Problem
Tally every line of the listing below that holds "roads", then give the tally alone.

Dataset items
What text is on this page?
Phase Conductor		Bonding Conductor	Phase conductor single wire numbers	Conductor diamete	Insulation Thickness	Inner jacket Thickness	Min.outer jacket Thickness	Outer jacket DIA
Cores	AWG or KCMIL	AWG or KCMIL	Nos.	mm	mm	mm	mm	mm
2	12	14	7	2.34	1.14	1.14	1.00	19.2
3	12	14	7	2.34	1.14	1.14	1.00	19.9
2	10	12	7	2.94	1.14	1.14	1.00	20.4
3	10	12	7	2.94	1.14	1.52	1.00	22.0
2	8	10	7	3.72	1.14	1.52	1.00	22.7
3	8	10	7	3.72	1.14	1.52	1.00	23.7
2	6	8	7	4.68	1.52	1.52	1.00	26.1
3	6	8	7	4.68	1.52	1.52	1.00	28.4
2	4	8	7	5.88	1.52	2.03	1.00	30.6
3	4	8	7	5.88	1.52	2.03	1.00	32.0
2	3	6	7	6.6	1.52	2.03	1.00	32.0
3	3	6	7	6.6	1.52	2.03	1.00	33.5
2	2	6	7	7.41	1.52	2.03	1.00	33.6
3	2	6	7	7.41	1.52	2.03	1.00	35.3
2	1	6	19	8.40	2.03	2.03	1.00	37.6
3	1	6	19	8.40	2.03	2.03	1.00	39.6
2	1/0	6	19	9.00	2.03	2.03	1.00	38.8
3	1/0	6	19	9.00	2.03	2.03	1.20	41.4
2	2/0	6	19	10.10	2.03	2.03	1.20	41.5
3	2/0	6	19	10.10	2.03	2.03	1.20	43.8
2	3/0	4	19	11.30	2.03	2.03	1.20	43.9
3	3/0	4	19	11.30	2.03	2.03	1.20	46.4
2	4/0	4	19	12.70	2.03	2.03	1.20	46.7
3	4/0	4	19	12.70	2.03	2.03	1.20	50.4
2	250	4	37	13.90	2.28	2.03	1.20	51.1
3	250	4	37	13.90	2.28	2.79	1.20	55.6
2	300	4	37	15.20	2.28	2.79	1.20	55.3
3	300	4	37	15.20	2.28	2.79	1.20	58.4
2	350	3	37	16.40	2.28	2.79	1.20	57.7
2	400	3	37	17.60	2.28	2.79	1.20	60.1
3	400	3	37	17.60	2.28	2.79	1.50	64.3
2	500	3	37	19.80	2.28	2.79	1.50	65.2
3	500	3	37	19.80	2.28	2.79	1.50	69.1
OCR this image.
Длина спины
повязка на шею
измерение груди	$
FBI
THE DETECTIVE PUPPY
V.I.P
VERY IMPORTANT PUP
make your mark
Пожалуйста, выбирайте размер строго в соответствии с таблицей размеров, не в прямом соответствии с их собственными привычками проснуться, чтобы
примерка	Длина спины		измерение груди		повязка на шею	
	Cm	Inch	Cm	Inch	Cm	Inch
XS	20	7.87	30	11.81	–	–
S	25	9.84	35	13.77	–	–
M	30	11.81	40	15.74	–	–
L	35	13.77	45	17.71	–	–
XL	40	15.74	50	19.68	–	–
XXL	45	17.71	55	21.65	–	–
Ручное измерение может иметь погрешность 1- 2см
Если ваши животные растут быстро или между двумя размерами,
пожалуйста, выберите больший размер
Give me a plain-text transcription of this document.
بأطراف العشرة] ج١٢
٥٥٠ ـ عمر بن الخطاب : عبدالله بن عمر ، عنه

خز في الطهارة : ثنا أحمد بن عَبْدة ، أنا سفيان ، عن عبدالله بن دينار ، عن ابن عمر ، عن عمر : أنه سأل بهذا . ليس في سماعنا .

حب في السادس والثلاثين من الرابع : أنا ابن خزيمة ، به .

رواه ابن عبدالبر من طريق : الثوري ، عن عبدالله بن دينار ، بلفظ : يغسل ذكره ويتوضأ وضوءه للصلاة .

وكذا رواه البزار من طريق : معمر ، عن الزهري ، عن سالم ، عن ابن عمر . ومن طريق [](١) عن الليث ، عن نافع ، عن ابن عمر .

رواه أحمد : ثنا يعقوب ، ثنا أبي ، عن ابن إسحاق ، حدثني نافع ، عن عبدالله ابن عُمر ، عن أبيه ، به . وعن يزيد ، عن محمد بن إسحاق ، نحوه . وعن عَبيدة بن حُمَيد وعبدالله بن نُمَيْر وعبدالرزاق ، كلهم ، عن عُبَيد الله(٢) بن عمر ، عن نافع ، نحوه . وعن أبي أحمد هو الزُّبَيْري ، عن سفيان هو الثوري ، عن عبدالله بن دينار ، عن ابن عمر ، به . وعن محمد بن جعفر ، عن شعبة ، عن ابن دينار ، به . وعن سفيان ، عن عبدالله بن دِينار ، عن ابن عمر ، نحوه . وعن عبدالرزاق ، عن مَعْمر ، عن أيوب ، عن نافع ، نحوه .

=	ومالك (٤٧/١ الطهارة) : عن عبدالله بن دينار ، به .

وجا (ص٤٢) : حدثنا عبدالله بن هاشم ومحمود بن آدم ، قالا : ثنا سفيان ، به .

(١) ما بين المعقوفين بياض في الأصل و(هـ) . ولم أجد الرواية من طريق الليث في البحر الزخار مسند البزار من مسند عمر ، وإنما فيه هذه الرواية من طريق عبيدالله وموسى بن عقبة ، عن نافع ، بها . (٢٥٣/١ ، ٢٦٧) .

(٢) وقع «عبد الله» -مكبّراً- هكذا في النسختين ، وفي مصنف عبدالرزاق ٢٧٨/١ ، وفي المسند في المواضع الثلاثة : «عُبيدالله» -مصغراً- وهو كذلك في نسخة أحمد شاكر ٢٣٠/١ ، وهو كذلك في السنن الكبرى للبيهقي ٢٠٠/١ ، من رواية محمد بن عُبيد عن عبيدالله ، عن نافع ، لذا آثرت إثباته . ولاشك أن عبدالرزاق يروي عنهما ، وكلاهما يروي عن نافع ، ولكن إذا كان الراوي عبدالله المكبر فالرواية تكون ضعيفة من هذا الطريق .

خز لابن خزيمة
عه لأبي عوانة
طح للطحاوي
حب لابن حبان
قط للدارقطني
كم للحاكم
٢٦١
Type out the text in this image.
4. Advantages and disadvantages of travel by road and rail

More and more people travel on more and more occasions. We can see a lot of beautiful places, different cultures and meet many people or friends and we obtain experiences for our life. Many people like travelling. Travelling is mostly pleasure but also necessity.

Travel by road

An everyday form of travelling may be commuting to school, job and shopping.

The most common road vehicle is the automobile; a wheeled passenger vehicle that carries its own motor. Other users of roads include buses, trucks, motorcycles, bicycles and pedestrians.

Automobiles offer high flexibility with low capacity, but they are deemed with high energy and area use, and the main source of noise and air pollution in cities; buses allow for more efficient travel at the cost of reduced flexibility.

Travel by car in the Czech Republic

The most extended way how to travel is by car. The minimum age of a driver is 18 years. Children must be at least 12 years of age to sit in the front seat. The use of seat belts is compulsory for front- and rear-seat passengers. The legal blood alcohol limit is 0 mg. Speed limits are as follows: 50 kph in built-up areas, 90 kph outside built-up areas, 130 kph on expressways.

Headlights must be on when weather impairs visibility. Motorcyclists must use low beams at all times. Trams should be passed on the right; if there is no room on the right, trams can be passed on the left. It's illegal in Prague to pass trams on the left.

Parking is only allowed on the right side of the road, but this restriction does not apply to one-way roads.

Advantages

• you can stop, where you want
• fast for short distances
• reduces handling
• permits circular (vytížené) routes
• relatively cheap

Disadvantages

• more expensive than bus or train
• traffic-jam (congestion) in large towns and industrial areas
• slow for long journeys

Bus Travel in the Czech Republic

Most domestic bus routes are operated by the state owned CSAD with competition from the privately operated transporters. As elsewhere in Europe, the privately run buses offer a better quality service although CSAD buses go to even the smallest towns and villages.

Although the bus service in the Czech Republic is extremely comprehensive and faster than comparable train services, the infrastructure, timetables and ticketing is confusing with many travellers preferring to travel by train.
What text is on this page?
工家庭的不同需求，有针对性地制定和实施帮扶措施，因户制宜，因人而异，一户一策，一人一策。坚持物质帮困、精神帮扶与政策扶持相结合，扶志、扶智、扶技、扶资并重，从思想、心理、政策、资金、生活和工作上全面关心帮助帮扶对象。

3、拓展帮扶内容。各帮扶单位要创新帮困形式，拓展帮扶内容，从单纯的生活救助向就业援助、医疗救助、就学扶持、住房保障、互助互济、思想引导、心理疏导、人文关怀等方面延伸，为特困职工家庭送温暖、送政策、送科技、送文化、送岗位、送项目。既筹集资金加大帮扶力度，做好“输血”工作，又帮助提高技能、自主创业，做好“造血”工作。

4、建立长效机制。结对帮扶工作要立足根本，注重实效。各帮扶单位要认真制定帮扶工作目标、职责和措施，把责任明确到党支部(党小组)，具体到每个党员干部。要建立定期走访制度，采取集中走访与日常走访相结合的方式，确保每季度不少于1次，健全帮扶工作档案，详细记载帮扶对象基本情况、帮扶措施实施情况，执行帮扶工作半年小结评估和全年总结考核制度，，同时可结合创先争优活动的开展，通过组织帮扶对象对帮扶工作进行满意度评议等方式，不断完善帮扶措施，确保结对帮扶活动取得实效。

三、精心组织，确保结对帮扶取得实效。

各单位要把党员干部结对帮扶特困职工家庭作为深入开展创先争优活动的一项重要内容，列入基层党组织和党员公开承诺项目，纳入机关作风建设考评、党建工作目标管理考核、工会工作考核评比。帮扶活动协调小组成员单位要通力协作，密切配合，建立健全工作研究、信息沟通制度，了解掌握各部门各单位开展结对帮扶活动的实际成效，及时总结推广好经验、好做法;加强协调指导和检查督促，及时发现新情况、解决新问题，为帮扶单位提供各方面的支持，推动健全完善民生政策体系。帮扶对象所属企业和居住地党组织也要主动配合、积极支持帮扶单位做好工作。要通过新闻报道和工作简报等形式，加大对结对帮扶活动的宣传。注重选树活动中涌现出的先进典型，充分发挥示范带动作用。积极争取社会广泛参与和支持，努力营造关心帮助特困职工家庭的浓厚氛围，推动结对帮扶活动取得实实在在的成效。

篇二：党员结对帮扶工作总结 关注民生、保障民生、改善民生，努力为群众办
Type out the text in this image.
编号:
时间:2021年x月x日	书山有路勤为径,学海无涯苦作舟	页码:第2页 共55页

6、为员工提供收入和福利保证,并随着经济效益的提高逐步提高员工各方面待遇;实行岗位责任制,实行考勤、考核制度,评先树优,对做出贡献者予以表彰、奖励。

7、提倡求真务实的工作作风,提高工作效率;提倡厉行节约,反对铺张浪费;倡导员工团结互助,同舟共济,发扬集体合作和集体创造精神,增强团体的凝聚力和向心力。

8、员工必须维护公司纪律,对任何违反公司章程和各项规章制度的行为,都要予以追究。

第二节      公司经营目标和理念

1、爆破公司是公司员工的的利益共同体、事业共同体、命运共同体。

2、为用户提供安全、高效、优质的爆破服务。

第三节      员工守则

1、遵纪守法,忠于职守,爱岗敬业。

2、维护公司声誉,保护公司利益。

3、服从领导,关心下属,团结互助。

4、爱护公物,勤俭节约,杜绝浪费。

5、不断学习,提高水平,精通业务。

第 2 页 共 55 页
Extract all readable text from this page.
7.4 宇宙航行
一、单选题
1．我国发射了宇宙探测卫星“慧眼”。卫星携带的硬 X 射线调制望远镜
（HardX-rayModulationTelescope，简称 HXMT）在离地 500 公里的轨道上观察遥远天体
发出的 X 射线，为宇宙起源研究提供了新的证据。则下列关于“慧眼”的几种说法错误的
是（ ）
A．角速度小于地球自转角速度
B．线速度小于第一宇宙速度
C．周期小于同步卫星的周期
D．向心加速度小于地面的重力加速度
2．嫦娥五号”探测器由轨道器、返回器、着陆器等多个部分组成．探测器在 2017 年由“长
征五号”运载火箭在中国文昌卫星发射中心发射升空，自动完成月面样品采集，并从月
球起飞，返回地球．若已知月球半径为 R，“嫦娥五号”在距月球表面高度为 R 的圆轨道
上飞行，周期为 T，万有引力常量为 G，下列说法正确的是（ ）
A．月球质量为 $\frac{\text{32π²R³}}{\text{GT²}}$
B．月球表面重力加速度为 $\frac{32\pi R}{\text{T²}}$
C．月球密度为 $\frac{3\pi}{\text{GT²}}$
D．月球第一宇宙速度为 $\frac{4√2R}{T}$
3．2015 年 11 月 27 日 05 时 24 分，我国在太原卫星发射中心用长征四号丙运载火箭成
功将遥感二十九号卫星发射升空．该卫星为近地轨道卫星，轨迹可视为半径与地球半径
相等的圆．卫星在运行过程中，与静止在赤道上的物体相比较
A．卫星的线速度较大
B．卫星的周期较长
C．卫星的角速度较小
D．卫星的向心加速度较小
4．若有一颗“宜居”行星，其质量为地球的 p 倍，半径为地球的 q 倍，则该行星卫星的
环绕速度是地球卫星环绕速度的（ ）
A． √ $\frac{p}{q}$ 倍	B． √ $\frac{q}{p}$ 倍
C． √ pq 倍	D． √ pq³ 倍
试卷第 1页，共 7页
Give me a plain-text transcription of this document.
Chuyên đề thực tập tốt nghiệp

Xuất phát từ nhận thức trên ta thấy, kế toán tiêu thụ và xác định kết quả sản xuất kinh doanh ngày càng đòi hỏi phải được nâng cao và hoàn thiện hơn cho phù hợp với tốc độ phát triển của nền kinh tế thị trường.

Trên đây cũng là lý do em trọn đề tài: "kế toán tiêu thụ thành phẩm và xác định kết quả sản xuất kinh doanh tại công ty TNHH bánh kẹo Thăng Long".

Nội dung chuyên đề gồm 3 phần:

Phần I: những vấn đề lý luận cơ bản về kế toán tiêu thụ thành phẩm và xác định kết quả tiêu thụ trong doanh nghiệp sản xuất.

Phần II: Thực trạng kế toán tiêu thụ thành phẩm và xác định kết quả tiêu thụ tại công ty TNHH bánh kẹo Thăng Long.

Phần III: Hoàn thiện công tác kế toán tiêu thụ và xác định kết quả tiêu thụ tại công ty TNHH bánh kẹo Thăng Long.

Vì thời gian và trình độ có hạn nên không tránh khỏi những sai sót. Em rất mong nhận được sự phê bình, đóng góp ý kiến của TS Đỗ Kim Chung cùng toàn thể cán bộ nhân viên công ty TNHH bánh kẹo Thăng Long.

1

Finished exercise
2